Lotus 72 Ford

Lotus 72 image

Active: 1970
Team: Team Lotus


Car: Lotus - Ford 72
Constructor: Lotus England
Engine: 90 degrees V8 Ford Cosworth DFV
Bore X Stroke: 85.7 x 64.8 mm
Capacity: 2,993 cc
Power: 440 bhp at 10.000 rpm

The car that most defined the whole first half of 1970s was the Lotus 72. Ask any long-time racing fan what car comes to mind when you say ‘Formula 1’ and at least half of them will think of wedge-shaped black and gold type 72. It’s partly because the Lotus 72 participated in as much as 6 seasons and 74 World Championship races but most of all the car owes its fame to its record of success – 20 Grand Prix wins, 2 Drivers Championships and 3 Constructors Championship titles, results unabridged for more than a decade.

Design thinking was moving in great waves at the end of 60s: wings and aerodynamics, 4 wheel drive, tyre developments…

Lotus introduced the dominant Ford-Cosworth DFV engine to F1 in 1968 and built a new car for it, the Type 49. It was a simple design but yet a successful car, constantly developed during its three-and-a-half-years of lifetime. Unfortunately its intended replacements, the turbine powered Type 56B and 4WD Type 63 both failed and the Type 49 was retained in use for longer than was intended. Its successor simply had to be a big step forward.

Bounding box data:
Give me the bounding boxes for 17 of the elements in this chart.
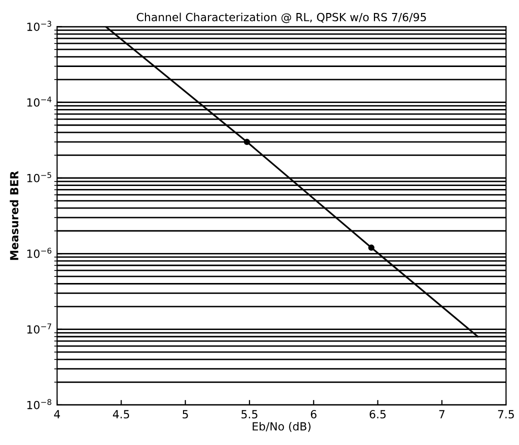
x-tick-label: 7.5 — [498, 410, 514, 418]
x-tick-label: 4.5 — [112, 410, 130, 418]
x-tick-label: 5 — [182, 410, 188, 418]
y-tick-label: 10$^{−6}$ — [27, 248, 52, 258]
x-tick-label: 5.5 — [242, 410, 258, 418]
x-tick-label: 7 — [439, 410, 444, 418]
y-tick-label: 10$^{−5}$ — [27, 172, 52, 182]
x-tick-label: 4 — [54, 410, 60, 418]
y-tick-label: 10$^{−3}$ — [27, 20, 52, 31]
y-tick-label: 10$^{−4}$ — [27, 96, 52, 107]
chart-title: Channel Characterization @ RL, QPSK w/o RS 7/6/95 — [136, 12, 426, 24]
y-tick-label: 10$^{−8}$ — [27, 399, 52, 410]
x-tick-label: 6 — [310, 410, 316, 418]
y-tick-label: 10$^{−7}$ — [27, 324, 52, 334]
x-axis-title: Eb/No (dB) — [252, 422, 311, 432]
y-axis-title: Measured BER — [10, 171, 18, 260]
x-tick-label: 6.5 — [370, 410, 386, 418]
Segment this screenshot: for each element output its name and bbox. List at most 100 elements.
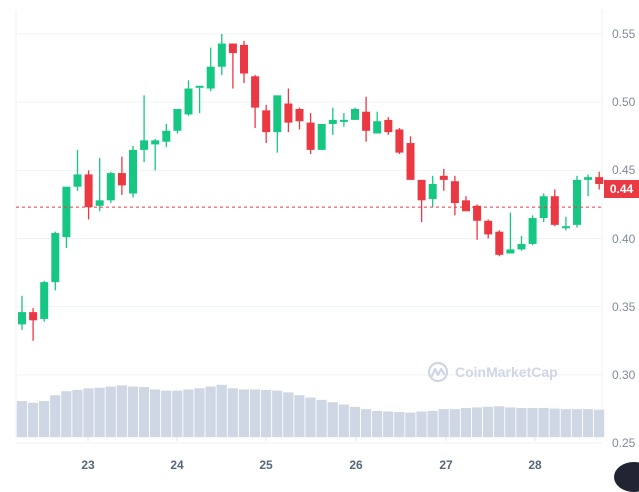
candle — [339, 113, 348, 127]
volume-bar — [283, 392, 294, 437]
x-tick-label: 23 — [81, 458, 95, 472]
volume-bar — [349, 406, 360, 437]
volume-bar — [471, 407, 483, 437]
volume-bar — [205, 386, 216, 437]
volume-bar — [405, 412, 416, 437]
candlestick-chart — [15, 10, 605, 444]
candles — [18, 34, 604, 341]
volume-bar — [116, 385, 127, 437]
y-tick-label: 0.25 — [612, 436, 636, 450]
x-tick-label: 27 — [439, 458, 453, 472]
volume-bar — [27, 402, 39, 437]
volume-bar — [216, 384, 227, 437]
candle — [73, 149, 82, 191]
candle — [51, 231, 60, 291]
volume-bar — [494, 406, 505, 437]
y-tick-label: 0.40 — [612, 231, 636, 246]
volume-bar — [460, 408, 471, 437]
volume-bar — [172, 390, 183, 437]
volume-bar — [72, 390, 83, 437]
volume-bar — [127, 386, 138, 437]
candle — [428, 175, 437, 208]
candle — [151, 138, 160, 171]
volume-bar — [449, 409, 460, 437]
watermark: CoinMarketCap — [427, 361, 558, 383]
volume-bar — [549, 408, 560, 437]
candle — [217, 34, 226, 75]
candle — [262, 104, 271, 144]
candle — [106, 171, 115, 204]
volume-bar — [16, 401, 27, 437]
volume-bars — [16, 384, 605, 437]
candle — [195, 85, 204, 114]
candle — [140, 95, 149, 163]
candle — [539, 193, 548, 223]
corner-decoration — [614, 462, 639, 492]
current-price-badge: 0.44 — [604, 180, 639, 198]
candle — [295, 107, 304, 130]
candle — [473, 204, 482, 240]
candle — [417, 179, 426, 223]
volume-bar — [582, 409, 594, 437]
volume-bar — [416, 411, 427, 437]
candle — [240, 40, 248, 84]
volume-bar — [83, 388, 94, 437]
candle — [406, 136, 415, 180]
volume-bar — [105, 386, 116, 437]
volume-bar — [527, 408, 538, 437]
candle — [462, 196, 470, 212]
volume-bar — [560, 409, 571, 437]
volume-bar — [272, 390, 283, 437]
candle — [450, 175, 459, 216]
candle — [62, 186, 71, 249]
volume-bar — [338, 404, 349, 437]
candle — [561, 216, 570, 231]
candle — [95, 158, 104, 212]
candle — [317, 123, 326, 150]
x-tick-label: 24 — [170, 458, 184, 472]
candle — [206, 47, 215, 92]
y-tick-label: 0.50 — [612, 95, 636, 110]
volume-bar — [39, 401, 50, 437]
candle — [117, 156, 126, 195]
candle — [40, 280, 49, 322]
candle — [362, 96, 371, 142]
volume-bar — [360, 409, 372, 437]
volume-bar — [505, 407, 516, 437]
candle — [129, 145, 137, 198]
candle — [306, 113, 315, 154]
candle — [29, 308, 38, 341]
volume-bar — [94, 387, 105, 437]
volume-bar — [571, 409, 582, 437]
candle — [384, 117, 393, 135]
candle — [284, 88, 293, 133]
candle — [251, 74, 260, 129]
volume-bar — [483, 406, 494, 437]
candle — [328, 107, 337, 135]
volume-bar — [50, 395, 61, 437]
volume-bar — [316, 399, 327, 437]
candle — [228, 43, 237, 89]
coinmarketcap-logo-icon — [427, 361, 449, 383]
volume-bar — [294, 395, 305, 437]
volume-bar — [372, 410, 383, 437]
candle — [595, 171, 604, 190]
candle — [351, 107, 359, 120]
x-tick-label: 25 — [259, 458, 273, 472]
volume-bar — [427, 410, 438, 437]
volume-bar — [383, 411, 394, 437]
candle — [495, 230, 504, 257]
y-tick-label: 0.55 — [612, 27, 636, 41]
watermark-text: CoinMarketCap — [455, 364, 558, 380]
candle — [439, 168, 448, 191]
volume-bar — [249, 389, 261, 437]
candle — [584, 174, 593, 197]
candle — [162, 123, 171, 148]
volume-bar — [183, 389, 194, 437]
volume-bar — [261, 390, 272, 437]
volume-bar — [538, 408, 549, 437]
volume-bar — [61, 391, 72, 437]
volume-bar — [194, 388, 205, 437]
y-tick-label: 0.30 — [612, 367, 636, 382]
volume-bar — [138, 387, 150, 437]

==

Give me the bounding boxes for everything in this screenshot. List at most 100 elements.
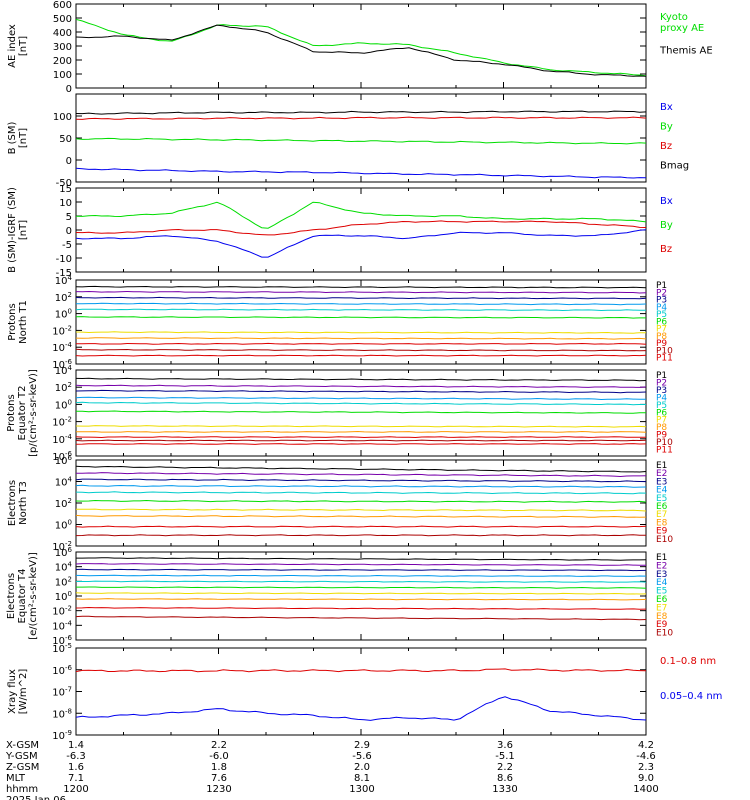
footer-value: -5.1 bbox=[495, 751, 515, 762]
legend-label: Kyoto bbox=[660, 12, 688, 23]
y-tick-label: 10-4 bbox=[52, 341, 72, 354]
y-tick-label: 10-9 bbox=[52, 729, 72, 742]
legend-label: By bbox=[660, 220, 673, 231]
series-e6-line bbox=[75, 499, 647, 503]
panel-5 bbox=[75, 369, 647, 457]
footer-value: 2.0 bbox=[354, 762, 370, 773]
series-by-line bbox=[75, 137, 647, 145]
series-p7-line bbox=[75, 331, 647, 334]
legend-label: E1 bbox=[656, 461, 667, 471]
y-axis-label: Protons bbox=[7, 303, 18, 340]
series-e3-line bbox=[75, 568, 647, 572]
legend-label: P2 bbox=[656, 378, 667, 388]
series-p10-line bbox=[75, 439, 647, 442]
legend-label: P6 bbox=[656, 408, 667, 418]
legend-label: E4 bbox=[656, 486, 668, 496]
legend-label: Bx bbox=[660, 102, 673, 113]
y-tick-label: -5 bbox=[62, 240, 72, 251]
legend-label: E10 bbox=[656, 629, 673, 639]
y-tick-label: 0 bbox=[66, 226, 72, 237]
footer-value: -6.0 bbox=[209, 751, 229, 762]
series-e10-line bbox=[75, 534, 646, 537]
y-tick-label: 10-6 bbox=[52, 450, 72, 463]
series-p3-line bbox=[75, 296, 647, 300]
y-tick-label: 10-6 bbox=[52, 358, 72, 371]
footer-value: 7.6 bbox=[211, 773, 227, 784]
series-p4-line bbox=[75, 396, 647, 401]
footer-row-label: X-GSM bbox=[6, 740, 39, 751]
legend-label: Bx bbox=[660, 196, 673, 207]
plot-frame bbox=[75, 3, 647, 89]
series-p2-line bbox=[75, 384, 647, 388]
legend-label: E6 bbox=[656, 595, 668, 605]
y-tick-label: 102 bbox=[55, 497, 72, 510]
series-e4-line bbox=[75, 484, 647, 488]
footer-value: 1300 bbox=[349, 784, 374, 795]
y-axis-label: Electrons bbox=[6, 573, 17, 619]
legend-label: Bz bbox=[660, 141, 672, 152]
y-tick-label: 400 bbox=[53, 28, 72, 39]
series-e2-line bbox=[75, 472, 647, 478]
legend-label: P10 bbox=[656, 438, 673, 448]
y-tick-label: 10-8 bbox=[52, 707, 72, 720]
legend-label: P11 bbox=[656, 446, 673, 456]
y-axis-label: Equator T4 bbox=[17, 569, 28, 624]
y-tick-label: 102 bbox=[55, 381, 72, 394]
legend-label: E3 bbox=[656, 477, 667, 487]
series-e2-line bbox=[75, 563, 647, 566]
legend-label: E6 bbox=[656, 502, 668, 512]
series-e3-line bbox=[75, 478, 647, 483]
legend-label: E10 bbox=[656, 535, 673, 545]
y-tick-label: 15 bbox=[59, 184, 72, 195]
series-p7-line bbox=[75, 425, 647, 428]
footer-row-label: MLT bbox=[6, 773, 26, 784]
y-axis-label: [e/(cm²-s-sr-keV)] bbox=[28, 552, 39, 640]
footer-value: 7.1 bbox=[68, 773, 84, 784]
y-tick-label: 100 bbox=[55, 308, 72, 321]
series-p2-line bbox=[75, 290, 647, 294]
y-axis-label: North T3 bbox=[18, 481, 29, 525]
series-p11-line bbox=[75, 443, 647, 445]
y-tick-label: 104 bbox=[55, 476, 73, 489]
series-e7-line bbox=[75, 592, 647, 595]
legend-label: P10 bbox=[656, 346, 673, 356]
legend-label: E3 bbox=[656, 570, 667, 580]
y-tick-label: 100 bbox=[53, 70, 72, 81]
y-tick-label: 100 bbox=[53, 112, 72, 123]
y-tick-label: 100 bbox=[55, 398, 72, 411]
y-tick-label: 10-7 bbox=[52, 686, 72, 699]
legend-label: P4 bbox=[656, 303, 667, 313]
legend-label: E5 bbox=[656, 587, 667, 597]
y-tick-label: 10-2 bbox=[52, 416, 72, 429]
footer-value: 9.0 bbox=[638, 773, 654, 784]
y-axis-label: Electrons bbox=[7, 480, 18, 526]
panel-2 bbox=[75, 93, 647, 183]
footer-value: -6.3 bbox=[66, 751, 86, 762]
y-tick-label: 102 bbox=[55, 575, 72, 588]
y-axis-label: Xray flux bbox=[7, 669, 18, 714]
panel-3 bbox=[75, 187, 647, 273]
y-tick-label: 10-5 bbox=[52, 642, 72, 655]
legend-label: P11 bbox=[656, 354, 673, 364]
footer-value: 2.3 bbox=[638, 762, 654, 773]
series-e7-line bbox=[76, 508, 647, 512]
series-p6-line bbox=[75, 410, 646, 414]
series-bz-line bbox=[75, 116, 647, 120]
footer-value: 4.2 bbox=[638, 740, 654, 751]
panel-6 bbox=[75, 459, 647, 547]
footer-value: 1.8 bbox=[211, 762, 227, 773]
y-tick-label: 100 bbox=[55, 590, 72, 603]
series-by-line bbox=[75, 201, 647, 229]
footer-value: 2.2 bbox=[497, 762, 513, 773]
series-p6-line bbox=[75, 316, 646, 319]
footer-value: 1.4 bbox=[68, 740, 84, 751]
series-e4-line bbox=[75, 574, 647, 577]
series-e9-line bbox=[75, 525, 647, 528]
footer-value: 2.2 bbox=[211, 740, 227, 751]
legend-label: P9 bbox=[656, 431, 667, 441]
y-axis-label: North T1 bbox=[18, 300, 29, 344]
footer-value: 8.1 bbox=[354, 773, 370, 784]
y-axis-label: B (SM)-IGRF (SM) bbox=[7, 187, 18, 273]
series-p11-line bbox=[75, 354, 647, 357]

PROMPT 1:
Answer the following questions using the Lotus 72 text.
(a) What is the engine capacity listed for the car?
(b) How many Grand Prix wins does the car's record of success include?
(c) In which year did Lotus introduce the Ford-Cosworth DFV engine to F1?
PROMPT 2:
Rewrite the paragraph of the Lotus 72 text that begins "Lotus introduced the dominant" in a shorter form, keeping its main facts.
PROMPT 3:
Change "simple design" to "plain design" in the Lotus 72 text, and give the passage starting at "Design thinking was" and ending at "big step forward.".

ANSWER 1:
(a) 2,993 cc
(b) 20
(c) 1968

ANSWER 2:
In 1968, Lotus brought the Ford-Cosworth DFV engine to F1 with the Type 49, a simple but successful car that was developed throughout its three-and-a-half-year life. Because its planned replacements, the turbine-powered Type 56B and the 4WD Type 63, both failed, the Type 49 stayed in use longer than intended, and its successor needed to be a major advance.

ANSWER 3:
Design thinking was moving in great waves at the end of 60s: wings and aerodynamics, 4 wheel drive, tyre developments…

Lotus introduced the dominant Ford-Cosworth DFV engine to F1 in 1968 and built a new car for it, the Type 49. It was a plain design but yet a successful car, constantly developed during its three-and-a-half-years of lifetime. Unfortunately its intended replacements, the turbine powered Type 56B and 4WD Type 63 both failed and the Type 49 was retained in use for longer than was intended. Its successor simply had to be a big step forward.